::: Dataset content

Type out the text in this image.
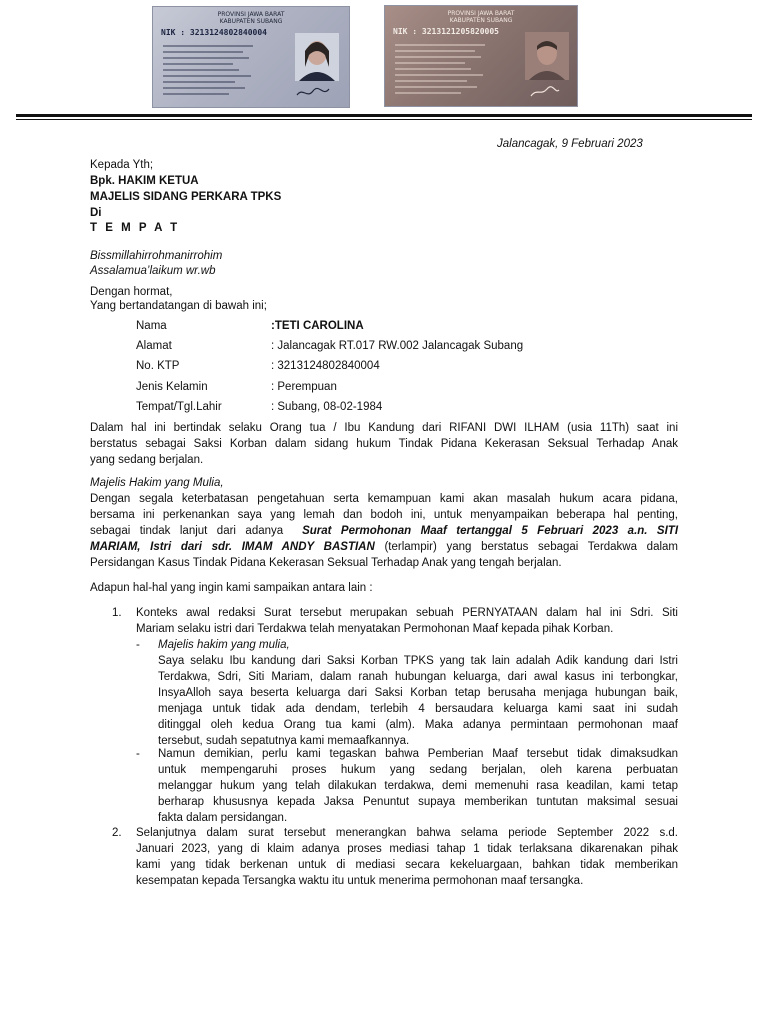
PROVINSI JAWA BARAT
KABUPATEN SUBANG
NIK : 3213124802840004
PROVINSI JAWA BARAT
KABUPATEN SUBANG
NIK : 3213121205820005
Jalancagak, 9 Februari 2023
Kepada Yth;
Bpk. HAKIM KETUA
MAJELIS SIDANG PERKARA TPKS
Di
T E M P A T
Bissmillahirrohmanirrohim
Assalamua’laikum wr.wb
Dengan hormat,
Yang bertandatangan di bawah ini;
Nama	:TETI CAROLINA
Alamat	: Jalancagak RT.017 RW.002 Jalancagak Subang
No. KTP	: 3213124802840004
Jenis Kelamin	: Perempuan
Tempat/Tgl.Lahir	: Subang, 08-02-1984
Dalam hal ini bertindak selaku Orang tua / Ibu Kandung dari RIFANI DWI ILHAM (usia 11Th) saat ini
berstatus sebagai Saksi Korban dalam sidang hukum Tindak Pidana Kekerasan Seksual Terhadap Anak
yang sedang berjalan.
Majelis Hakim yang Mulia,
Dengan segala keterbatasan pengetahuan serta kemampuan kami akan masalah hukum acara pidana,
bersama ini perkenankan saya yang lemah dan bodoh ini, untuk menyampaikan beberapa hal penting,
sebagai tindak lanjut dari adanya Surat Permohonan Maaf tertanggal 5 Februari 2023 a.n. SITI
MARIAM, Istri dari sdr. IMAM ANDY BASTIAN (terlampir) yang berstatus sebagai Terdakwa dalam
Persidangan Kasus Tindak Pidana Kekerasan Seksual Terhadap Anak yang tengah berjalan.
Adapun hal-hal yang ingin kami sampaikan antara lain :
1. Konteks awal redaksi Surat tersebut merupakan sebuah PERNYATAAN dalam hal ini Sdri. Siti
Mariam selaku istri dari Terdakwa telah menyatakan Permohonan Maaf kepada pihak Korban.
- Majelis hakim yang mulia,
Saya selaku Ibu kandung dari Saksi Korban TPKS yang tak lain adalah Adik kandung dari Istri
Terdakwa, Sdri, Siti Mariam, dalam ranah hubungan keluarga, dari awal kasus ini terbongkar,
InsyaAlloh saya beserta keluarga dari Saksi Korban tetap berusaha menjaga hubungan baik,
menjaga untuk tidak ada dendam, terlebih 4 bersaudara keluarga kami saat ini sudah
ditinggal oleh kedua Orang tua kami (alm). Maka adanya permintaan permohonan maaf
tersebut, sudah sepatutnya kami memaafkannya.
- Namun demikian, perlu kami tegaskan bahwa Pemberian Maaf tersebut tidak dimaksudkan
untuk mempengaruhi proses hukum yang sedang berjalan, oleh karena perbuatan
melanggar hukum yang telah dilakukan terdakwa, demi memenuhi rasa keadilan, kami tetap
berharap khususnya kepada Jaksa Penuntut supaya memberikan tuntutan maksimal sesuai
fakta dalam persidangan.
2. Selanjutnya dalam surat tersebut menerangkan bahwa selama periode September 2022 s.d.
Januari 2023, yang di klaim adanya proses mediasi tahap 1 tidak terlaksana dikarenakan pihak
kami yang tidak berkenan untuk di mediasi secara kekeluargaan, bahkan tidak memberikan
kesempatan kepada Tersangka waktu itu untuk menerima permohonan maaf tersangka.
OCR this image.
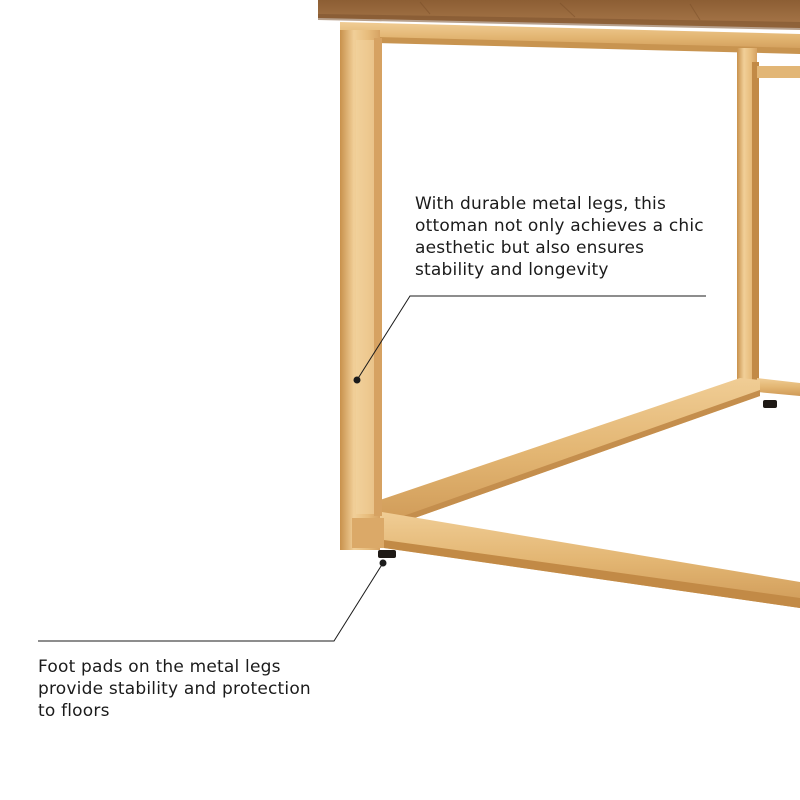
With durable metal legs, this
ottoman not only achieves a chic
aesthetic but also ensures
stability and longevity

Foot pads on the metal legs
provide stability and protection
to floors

::::::

Written task> Will you set down the records word for word while leaving out every picture?

Answer>
Type out the text in this image.
PROVINSI JAWA BARAT
KABUPATEN SUBANG
NIK : 3213124802840004
PROVINSI JAWA BARAT
KABUPATEN SUBANG
NIK : 3213121205820005
Jalancagak, 9 Februari 2023
Kepada Yth;
Bpk. HAKIM KETUA
MAJELIS SIDANG PERKARA TPKS
Di
T E M P A T
Bissmillahirrohmanirrohim
Assalamua’laikum wr.wb
Dengan hormat,
Yang bertandatangan di bawah ini;
Nama	:TETI CAROLINA
Alamat	: Jalancagak RT.017 RW.002 Jalancagak Subang
No. KTP	: 3213124802840004
Jenis Kelamin	: Perempuan
Tempat/Tgl.Lahir	: Subang, 08-02-1984
Dalam hal ini bertindak selaku Orang tua / Ibu Kandung dari RIFANI DWI ILHAM (usia 11Th) saat ini
berstatus sebagai Saksi Korban dalam sidang hukum Tindak Pidana Kekerasan Seksual Terhadap Anak
yang sedang berjalan.
Majelis Hakim yang Mulia,
Dengan segala keterbatasan pengetahuan serta kemampuan kami akan masalah hukum acara pidana,
bersama ini perkenankan saya yang lemah dan bodoh ini, untuk menyampaikan beberapa hal penting,
sebagai tindak lanjut dari adanya Surat Permohonan Maaf tertanggal 5 Februari 2023 a.n. SITI
MARIAM, Istri dari sdr. IMAM ANDY BASTIAN (terlampir) yang berstatus sebagai Terdakwa dalam
Persidangan Kasus Tindak Pidana Kekerasan Seksual Terhadap Anak yang tengah berjalan.
Adapun hal-hal yang ingin kami sampaikan antara lain :
1. Konteks awal redaksi Surat tersebut merupakan sebuah PERNYATAAN dalam hal ini Sdri. Siti
Mariam selaku istri dari Terdakwa telah menyatakan Permohonan Maaf kepada pihak Korban.
- Majelis hakim yang mulia,
Saya selaku Ibu kandung dari Saksi Korban TPKS yang tak lain adalah Adik kandung dari Istri
Terdakwa, Sdri, Siti Mariam, dalam ranah hubungan keluarga, dari awal kasus ini terbongkar,
InsyaAlloh saya beserta keluarga dari Saksi Korban tetap berusaha menjaga hubungan baik,
menjaga untuk tidak ada dendam, terlebih 4 bersaudara keluarga kami saat ini sudah
ditinggal oleh kedua Orang tua kami (alm). Maka adanya permintaan permohonan maaf
tersebut, sudah sepatutnya kami memaafkannya.
- Namun demikian, perlu kami tegaskan bahwa Pemberian Maaf tersebut tidak dimaksudkan
untuk mempengaruhi proses hukum yang sedang berjalan, oleh karena perbuatan
melanggar hukum yang telah dilakukan terdakwa, demi memenuhi rasa keadilan, kami tetap
berharap khususnya kepada Jaksa Penuntut supaya memberikan tuntutan maksimal sesuai
fakta dalam persidangan.
2. Selanjutnya dalam surat tersebut menerangkan bahwa selama periode September 2022 s.d.
Januari 2023, yang di klaim adanya proses mediasi tahap 1 tidak terlaksana dikarenakan pihak
kami yang tidak berkenan untuk di mediasi secara kekeluargaan, bahkan tidak memberikan
kesempatan kepada Tersangka waktu itu untuk menerima permohonan maaf tersangka.
OCR this image.
With durable metal legs, this
ottoman not only achieves a chic
aesthetic but also ensures
stability and longevity

Foot pads on the metal legs
provide stability and protection
to floors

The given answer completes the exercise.